■ PROBLEM SET
a. Reproduce verbatim the part of the passage on autogenic and reciprocal inhibition below that opens with the words containing "The GTO, located" and closes with "the muscle further.".
b. According to the passage on autogenic and reciprocal inhibition below, where is the Golgi tendon organ located?

■ PASSAGE

[Start of Attachment]

What is Autogenic and Reciprocal Inhibition?

Autogenic and reciprocal inhibition both occur when certain muscles are inhibited from contracting due to the activation of the Golgi tendon organ (GTO) and the muscle spindles. These two musculotendinous proprioceptors located in and around the joints and muscles respond to changes in muscle tension and length, which helps manage muscular control and coordination.

The GTO, located between the muscle belly and its tendon, senses increased tension when the muscle contracts or stretches. When the muscle contracts, the GTO is activated and responds by inhibiting this contraction (reflex inhibition) and contracting the opposing (antagonist) muscle group. This process is known as autogenic inhibition.

The GTO response plays an important role in flexibility. When the GTO inhibits the (agonist) muscle’s contraction and allows the antagonist muscle to contract more readily, the muscle can be stretched further and easier. Autogenic inhibition is often seen during static stretching, such as during a low-force, long-duration stretch. After 7 to 10 seconds, muscle tension increases and activates the GTO response, causing the muscle spindle in the stretched muscle to be inhibited temporarily, which makes it possible to stretch the muscle further.

[End of Attachment]

■ EXTRACTED DATA
[Start of Attachment]

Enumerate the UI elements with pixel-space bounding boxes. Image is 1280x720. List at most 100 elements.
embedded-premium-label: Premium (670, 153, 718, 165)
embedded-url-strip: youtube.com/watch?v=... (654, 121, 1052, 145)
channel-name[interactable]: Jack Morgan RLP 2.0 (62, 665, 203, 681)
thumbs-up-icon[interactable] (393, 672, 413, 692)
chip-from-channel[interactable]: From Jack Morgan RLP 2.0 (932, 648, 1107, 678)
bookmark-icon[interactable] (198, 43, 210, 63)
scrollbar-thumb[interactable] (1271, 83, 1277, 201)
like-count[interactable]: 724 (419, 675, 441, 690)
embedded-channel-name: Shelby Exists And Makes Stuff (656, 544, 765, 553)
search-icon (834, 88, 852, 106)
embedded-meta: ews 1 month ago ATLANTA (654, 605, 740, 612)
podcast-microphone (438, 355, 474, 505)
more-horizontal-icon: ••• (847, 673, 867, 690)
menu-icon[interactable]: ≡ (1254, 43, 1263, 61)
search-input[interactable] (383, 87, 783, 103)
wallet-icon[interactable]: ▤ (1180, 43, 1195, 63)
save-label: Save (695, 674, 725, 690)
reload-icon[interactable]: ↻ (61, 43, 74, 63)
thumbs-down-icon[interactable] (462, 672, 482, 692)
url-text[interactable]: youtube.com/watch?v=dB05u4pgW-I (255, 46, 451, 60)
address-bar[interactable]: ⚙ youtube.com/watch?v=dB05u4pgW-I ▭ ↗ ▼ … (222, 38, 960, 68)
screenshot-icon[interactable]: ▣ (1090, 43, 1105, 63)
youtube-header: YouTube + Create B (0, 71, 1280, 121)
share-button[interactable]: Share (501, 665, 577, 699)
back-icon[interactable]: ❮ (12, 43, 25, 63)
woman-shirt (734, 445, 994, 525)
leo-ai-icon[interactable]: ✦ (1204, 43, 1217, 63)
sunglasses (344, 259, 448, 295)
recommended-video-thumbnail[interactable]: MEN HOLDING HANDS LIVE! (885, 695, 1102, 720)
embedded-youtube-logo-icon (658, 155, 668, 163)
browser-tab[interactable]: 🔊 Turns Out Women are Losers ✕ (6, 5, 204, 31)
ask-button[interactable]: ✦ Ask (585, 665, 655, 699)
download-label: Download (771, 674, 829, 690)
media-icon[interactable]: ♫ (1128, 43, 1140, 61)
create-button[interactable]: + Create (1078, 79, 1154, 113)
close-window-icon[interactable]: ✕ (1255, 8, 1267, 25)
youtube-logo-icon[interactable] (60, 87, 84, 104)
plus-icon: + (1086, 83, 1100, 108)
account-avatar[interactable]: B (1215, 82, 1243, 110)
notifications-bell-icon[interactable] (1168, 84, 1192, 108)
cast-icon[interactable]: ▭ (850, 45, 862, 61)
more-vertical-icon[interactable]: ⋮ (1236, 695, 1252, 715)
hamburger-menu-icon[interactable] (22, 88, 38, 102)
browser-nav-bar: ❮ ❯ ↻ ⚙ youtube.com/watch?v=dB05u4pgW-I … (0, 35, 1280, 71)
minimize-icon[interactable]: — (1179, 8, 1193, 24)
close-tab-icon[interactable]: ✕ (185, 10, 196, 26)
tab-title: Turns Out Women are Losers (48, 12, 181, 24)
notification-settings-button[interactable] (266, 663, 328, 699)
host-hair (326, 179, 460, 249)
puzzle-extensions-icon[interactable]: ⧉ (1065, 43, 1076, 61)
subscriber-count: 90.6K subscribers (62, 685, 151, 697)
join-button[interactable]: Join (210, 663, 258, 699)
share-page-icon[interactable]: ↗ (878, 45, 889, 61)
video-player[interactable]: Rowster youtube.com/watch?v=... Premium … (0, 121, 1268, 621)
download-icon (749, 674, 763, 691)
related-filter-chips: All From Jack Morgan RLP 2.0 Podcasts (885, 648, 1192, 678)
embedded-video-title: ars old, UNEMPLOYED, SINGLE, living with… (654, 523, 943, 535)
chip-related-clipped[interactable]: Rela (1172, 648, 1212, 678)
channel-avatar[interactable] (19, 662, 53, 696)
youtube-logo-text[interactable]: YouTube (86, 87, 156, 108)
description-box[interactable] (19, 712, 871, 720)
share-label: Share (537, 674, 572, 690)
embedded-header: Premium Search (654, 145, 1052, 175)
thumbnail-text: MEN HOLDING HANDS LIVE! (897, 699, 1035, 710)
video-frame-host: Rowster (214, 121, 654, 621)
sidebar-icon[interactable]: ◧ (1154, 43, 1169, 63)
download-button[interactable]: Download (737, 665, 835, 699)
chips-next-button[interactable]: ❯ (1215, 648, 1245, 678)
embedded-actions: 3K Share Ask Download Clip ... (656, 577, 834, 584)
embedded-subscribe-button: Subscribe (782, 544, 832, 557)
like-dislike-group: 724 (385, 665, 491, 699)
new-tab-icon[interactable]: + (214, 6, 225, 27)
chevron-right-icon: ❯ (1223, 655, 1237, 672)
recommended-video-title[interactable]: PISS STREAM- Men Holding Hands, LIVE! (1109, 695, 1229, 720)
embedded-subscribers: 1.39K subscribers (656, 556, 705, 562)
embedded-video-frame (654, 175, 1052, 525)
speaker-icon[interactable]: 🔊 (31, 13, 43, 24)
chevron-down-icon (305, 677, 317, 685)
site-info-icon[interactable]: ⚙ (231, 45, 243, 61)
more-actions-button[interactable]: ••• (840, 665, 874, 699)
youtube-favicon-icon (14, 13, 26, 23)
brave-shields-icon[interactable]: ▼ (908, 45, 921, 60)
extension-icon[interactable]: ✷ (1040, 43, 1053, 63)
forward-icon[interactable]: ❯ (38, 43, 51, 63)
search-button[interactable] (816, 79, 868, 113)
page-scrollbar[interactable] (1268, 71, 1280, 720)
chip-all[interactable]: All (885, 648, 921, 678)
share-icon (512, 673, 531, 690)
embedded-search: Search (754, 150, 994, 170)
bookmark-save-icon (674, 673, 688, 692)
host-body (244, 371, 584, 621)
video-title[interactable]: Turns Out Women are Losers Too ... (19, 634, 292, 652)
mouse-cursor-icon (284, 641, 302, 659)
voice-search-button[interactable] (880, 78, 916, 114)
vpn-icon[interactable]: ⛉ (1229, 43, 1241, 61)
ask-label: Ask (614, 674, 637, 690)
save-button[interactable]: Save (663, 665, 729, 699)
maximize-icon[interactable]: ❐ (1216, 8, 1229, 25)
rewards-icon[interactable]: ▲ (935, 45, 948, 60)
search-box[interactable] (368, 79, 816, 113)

[End of Attachment]

■ SOLVED PROBLEMS
a.
The GTO, located between the muscle belly and its tendon, senses increased tension when the muscle contracts or stretches. When the muscle contracts, the GTO is activated and responds by inhibiting this contraction (reflex inhibition) and contracting the opposing (antagonist) muscle group. This process is known as autogenic inhibition.

The GTO response plays an important role in flexibility. When the GTO inhibits the (agonist) muscle’s contraction and allows the antagonist muscle to contract more readily, the muscle can be stretched further and easier. Autogenic inhibition is often seen during static stretching, such as during a low-force, long-duration stretch. After 7 to 10 seconds, muscle tension increases and activates the GTO response, causing the muscle spindle in the stretched muscle to be inhibited temporarily, which makes it possible to stretch the muscle further.

b. Between the muscle belly and its tendon.